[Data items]
+ + + +

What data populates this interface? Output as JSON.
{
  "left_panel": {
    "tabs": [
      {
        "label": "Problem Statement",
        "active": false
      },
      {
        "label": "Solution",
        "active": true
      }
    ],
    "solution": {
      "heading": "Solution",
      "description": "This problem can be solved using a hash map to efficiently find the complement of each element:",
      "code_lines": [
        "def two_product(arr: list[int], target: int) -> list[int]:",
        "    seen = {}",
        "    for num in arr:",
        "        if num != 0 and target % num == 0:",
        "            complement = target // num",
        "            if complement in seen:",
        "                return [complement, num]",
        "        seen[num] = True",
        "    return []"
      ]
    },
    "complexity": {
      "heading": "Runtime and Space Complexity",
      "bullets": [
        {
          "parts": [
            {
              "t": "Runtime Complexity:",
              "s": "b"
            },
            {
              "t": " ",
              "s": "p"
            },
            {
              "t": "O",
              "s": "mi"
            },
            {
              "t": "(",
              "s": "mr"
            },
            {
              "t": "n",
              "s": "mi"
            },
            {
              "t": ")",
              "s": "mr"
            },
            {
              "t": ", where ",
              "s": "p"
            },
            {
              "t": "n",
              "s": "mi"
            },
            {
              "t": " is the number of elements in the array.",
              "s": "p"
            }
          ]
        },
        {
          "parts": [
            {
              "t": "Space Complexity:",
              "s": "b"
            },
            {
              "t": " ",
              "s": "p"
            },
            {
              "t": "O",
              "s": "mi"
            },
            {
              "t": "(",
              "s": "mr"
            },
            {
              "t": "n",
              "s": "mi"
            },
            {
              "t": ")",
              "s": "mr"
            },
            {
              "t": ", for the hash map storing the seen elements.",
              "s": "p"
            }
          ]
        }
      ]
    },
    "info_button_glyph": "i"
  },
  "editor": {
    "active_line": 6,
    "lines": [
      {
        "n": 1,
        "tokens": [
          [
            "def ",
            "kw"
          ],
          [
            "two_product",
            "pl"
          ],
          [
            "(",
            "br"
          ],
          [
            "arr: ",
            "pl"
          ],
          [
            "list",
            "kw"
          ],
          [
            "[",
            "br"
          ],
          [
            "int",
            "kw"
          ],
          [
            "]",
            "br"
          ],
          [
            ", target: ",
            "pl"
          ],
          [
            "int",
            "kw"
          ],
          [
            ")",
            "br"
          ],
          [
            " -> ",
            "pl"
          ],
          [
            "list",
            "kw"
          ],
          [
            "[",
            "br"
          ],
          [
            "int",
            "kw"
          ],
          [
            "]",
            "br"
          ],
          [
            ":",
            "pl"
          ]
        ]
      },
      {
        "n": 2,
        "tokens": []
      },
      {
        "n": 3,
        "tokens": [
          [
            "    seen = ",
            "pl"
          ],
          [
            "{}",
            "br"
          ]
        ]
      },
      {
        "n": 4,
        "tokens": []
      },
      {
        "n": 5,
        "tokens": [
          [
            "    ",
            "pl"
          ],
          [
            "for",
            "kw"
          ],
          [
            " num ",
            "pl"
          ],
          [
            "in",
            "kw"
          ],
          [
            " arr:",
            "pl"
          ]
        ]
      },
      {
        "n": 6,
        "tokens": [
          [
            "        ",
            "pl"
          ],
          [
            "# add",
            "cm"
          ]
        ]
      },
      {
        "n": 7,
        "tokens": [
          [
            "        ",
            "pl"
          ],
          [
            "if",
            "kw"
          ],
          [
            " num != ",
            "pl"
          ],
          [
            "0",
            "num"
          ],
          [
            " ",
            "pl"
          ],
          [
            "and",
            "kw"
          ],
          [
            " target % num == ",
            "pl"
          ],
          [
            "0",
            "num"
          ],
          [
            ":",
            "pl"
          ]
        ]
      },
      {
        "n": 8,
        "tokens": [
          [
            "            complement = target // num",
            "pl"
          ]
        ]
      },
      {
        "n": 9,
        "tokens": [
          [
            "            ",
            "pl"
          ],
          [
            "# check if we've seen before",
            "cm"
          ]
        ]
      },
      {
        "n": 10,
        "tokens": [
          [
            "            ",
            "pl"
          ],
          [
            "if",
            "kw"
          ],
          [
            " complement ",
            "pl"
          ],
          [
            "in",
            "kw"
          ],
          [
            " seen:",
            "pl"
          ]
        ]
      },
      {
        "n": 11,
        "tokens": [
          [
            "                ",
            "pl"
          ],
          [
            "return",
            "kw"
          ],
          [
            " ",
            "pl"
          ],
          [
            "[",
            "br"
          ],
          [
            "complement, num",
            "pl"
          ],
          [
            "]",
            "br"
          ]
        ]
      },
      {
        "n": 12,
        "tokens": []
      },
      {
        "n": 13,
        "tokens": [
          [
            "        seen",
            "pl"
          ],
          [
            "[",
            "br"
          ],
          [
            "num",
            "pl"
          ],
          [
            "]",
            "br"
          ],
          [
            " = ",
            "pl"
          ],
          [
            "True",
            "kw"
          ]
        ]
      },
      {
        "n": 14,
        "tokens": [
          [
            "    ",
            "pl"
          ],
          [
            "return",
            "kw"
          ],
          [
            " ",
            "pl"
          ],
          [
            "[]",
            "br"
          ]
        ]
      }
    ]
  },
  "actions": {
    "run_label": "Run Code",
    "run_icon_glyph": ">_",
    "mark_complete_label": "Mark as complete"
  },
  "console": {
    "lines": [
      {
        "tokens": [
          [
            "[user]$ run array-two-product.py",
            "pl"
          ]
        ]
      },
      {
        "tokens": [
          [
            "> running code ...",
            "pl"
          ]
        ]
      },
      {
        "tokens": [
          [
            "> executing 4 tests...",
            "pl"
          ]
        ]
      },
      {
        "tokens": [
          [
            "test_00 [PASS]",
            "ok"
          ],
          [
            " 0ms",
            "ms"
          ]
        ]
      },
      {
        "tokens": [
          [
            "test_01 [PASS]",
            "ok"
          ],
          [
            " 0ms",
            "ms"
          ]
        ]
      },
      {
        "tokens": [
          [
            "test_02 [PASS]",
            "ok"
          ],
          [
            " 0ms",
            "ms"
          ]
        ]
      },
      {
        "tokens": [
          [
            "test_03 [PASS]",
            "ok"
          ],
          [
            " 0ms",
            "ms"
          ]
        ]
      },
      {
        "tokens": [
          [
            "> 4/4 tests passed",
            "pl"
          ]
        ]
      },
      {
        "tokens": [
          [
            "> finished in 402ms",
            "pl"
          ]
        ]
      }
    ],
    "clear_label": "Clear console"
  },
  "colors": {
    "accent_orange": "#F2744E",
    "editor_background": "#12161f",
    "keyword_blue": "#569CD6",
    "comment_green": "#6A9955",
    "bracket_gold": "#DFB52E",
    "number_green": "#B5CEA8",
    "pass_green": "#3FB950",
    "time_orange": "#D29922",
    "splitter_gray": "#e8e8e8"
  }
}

+ + + +

WORK TO DO => Each of the records should be retyped exactly.

SOLUTION TO THE PROBLEM =>
What data populates this interface? Output as JSON.
{
  "left_panel": {
    "tabs": [
      {
        "label": "Problem Statement",
        "active": false
      },
      {
        "label": "Solution",
        "active": true
      }
    ],
    "solution": {
      "heading": "Solution",
      "description": "This problem can be solved using a hash map to efficiently find the complement of each element:",
      "code_lines": [
        "def two_product(arr: list[int], target: int) -> list[int]:",
        "    seen = {}",
        "    for num in arr:",
        "        if num != 0 and target % num == 0:",
        "            complement = target // num",
        "            if complement in seen:",
        "                return [complement, num]",
        "        seen[num] = True",
        "    return []"
      ]
    },
    "complexity": {
      "heading": "Runtime and Space Complexity",
      "bullets": [
        {
          "parts": [
            {
              "t": "Runtime Complexity:",
              "s": "b"
            },
            {
              "t": " ",
              "s": "p"
            },
            {
              "t": "O",
              "s": "mi"
            },
            {
              "t": "(",
              "s": "mr"
            },
            {
              "t": "n",
              "s": "mi"
            },
            {
              "t": ")",
              "s": "mr"
            },
            {
              "t": ", where ",
              "s": "p"
            },
            {
              "t": "n",
              "s": "mi"
            },
            {
              "t": " is the number of elements in the array.",
              "s": "p"
            }
          ]
        },
        {
          "parts": [
            {
              "t": "Space Complexity:",
              "s": "b"
            },
            {
              "t": " ",
              "s": "p"
            },
            {
              "t": "O",
              "s": "mi"
            },
            {
              "t": "(",
              "s": "mr"
            },
            {
              "t": "n",
              "s": "mi"
            },
            {
              "t": ")",
              "s": "mr"
            },
            {
              "t": ", for the hash map storing the seen elements.",
              "s": "p"
            }
          ]
        }
      ]
    },
    "info_button_glyph": "i"
  },
  "editor": {
    "active_line": 6,
    "lines": [
      {
        "n": 1,
        "tokens": [
          [
            "def ",
            "kw"
          ],
          [
            "two_product",
            "pl"
          ],
          [
            "(",
            "br"
          ],
          [
            "arr: ",
            "pl"
          ],
          [
            "list",
            "kw"
          ],
          [
            "[",
            "br"
          ],
          [
            "int",
            "kw"
          ],
          [
            "]",
            "br"
          ],
          [
            ", target: ",
            "pl"
          ],
          [
            "int",
            "kw"
          ],
          [
            ")",
            "br"
          ],
          [
            " -> ",
            "pl"
          ],
          [
            "list",
            "kw"
          ],
          [
            "[",
            "br"
          ],
          [
            "int",
            "kw"
          ],
          [
            "]",
            "br"
          ],
          [
            ":",
            "pl"
          ]
        ]
      },
      {
        "n": 2,
        "tokens": []
      },
      {
        "n": 3,
        "tokens": [
          [
            "    seen = ",
            "pl"
          ],
          [
            "{}",
            "br"
          ]
        ]
      },
      {
        "n": 4,
        "tokens": []
      },
      {
        "n": 5,
        "tokens": [
          [
            "    ",
            "pl"
          ],
          [
            "for",
            "kw"
          ],
          [
            " num ",
            "pl"
          ],
          [
            "in",
            "kw"
          ],
          [
            " arr:",
            "pl"
          ]
        ]
      },
      {
        "n": 6,
        "tokens": [
          [
            "        ",
            "pl"
          ],
          [
            "# add",
            "cm"
          ]
        ]
      },
      {
        "n": 7,
        "tokens": [
          [
            "        ",
            "pl"
          ],
          [
            "if",
            "kw"
          ],
          [
            " num != ",
            "pl"
          ],
          [
            "0",
            "num"
          ],
          [
            " ",
            "pl"
          ],
          [
            "and",
            "kw"
          ],
          [
            " target % num == ",
            "pl"
          ],
          [
            "0",
            "num"
          ],
          [
            ":",
            "pl"
          ]
        ]
      },
      {
        "n": 8,
        "tokens": [
          [
            "            complement = target // num",
            "pl"
          ]
        ]
      },
      {
        "n": 9,
        "tokens": [
          [
            "            ",
            "pl"
          ],
          [
            "# check if we've seen before",
            "cm"
          ]
        ]
      },
      {
        "n": 10,
        "tokens": [
          [
            "            ",
            "pl"
          ],
          [
            "if",
            "kw"
          ],
          [
            " complement ",
            "pl"
          ],
          [
            "in",
            "kw"
          ],
          [
            " seen:",
            "pl"
          ]
        ]
      },
      {
        "n": 11,
        "tokens": [
          [
            "                ",
            "pl"
          ],
          [
            "return",
            "kw"
          ],
          [
            " ",
            "pl"
          ],
          [
            "[",
            "br"
          ],
          [
            "complement, num",
            "pl"
          ],
          [
            "]",
            "br"
          ]
        ]
      },
      {
        "n": 12,
        "tokens": []
      },
      {
        "n": 13,
        "tokens": [
          [
            "        seen",
            "pl"
          ],
          [
            "[",
            "br"
          ],
          [
            "num",
            "pl"
          ],
          [
            "]",
            "br"
          ],
          [
            " = ",
            "pl"
          ],
          [
            "True",
            "kw"
          ]
        ]
      },
      {
        "n": 14,
        "tokens": [
          [
            "    ",
            "pl"
          ],
          [
            "return",
            "kw"
          ],
          [
            " ",
            "pl"
          ],
          [
            "[]",
            "br"
          ]
        ]
      }
    ]
  },
  "actions": {
    "run_label": "Run Code",
    "run_icon_glyph": ">_",
    "mark_complete_label": "Mark as complete"
  },
  "console": {
    "lines": [
      {
        "tokens": [
          [
            "[user]$ run array-two-product.py",
            "pl"
          ]
        ]
      },
      {
        "tokens": [
          [
            "> running code ...",
            "pl"
          ]
        ]
      },
      {
        "tokens": [
          [
            "> executing 4 tests...",
            "pl"
          ]
        ]
      },
      {
        "tokens": [
          [
            "test_00 [PASS]",
            "ok"
          ],
          [
            " 0ms",
            "ms"
          ]
        ]
      },
      {
        "tokens": [
          [
            "test_01 [PASS]",
            "ok"
          ],
          [
            " 0ms",
            "ms"
          ]
        ]
      },
      {
        "tokens": [
          [
            "test_02 [PASS]",
            "ok"
          ],
          [
            " 0ms",
            "ms"
          ]
        ]
      },
      {
        "tokens": [
          [
            "test_03 [PASS]",
            "ok"
          ],
          [
            " 0ms",
            "ms"
          ]
        ]
      },
      {
        "tokens": [
          [
            "> 4/4 tests passed",
            "pl"
          ]
        ]
      },
      {
        "tokens": [
          [
            "> finished in 402ms",
            "pl"
          ]
        ]
      }
    ],
    "clear_label": "Clear console"
  },
  "colors": {
    "accent_orange": "#F2744E",
    "editor_background": "#12161f",
    "keyword_blue": "#569CD6",
    "comment_green": "#6A9955",
    "bracket_gold": "#DFB52E",
    "number_green": "#B5CEA8",
    "pass_green": "#3FB950",
    "time_orange": "#D29922",
    "splitter_gray": "#e8e8e8"
  }
}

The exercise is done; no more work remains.